**READING PASSAGE:**
—————

BACKGROUND OF THE INVENTION 1. Field of the Invention
The present invention relates to the field of voice applications and more particularly to integrating speaker identification and voice verification logic in a voice application.
2. Description of the Related Art
Voice applications utilize voice processing to facilitate voice interactions with a data processing application. Voice markup processing represents one technology useful in voice processing and provides a flexible mode for handling voice interactions in a data processing application over a computer communications network. Specifically designed for deployment in the telephony environment, voice markup provides a standardized way for voice processing applications to be defined and deployed for interaction for voice callers over the public switched telephone network (PSTN). In recent years, the VoiceXML specification has become the predominant standardized mechanism for expressing voice applications.
Despite the popularity of VoiceXML and like markup languages for voice processing, speaker identification and voice verification have not been supported through conventional voice markup browsers. Speaker Identification Verification (SIV) is a speaker identification and voice verification technology used to identify a particular speaker in order to grant access to sensitive information and transactions. SIV introduces the concept of a “Voice Print”. Voice Prints are used for identification, similar to the way fingerprints identify people.

—————

**DATA LISTING:**
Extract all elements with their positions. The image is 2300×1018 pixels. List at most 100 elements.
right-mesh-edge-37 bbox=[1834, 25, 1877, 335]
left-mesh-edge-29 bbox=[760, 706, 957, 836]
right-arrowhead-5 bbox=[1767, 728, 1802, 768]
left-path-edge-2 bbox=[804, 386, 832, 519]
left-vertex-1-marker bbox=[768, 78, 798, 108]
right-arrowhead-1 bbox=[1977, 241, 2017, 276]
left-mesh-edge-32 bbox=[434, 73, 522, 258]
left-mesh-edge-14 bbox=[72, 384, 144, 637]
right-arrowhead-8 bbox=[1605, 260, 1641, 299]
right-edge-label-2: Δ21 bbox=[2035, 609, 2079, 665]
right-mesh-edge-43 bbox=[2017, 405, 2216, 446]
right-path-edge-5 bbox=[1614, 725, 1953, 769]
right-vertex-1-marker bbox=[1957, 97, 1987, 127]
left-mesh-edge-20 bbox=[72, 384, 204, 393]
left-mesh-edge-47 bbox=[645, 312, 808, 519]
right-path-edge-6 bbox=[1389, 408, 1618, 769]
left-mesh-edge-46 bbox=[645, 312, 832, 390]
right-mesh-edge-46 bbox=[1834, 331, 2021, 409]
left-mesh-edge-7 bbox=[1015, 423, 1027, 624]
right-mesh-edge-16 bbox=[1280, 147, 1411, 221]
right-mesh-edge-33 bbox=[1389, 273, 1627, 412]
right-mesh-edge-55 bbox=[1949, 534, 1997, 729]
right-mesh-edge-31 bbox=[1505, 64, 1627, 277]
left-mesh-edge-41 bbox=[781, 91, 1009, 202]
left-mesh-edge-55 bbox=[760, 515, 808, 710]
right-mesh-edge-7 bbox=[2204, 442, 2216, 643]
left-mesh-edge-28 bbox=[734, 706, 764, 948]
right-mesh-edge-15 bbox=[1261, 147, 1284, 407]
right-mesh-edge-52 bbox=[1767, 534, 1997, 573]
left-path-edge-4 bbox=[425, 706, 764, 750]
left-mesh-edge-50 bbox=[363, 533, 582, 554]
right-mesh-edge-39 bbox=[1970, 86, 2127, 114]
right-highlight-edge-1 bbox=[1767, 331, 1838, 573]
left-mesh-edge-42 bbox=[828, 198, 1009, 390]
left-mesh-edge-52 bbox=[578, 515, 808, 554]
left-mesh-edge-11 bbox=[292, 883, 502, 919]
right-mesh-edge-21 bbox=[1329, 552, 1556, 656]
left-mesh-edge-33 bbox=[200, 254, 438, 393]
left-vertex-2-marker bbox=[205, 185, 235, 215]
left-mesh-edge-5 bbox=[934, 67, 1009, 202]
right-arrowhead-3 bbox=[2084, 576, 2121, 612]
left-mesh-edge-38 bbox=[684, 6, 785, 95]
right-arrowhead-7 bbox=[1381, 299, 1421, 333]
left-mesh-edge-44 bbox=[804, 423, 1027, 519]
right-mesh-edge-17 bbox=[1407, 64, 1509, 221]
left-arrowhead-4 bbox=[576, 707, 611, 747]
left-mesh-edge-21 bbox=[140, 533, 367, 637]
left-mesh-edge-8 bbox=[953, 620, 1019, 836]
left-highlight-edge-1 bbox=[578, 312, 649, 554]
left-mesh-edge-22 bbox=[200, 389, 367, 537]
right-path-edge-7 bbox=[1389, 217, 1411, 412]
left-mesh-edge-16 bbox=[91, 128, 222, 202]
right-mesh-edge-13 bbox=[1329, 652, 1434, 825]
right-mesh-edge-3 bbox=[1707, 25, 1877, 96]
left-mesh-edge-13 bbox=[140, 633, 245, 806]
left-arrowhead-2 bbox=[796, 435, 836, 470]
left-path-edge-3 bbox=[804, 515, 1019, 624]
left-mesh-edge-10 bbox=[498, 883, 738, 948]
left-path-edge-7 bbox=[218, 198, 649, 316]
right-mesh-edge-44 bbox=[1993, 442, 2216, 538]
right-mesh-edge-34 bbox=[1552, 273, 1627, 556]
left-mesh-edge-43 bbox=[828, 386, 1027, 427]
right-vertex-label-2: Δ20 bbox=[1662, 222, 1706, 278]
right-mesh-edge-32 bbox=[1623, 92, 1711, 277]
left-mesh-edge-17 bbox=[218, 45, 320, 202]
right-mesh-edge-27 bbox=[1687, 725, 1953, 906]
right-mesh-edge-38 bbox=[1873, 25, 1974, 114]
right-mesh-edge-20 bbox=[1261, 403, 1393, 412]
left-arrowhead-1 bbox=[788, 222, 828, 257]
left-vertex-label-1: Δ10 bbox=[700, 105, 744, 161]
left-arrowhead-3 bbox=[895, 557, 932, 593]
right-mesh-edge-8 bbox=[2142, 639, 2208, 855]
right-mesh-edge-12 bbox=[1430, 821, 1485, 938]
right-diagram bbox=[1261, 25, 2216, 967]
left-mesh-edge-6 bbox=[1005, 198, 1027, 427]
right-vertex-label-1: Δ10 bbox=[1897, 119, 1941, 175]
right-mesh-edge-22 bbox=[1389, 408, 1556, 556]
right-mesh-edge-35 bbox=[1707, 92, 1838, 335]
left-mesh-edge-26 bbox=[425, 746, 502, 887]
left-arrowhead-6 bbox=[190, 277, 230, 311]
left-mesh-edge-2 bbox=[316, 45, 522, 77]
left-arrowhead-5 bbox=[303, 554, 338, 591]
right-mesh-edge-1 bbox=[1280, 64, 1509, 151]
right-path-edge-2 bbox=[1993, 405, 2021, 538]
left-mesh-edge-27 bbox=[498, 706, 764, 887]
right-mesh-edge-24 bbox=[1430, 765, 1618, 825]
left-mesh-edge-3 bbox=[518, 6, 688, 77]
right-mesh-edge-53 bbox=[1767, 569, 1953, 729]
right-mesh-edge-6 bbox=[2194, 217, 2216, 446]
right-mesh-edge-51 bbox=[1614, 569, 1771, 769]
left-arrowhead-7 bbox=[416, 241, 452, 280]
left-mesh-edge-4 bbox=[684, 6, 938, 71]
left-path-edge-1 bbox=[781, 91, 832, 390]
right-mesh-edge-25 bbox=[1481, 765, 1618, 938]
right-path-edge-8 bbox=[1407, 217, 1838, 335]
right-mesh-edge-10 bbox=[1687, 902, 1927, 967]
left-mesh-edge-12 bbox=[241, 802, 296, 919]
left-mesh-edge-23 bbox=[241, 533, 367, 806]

—————

**GIVEN TASK:** Pick up the patent background on speaker identification and voice verification in voice applications after its final sentence, and continue it in the same style.

**ANSWER FOR THIS EXERCISE:**
Typically, speaker identification involves two phases. In a first phase, referred to as enrollment, a user can create and associate a voice print with a speaker verification server. In a second phase, referred to as verification, speech collected from a speaker can be compared to the stored voice print to determine whether the speaker is whom the speaker professes to be. In a telephony environment, speaker verification can play an important rule in terms of adding an extra level of security before providing a caller access to sensitive data.
Though speaker identification and voice verification is a seemingly important aspect of data security, the failure of conventional voice processing systems to natively support speaker identification and voice verification has resulted in a hodge podge of ad hoc solutions and proprietary application programming interfaces. The proprietary nature of these ad hoc solutions has compromised compatibility across different voice processing systems and across different host computing environments.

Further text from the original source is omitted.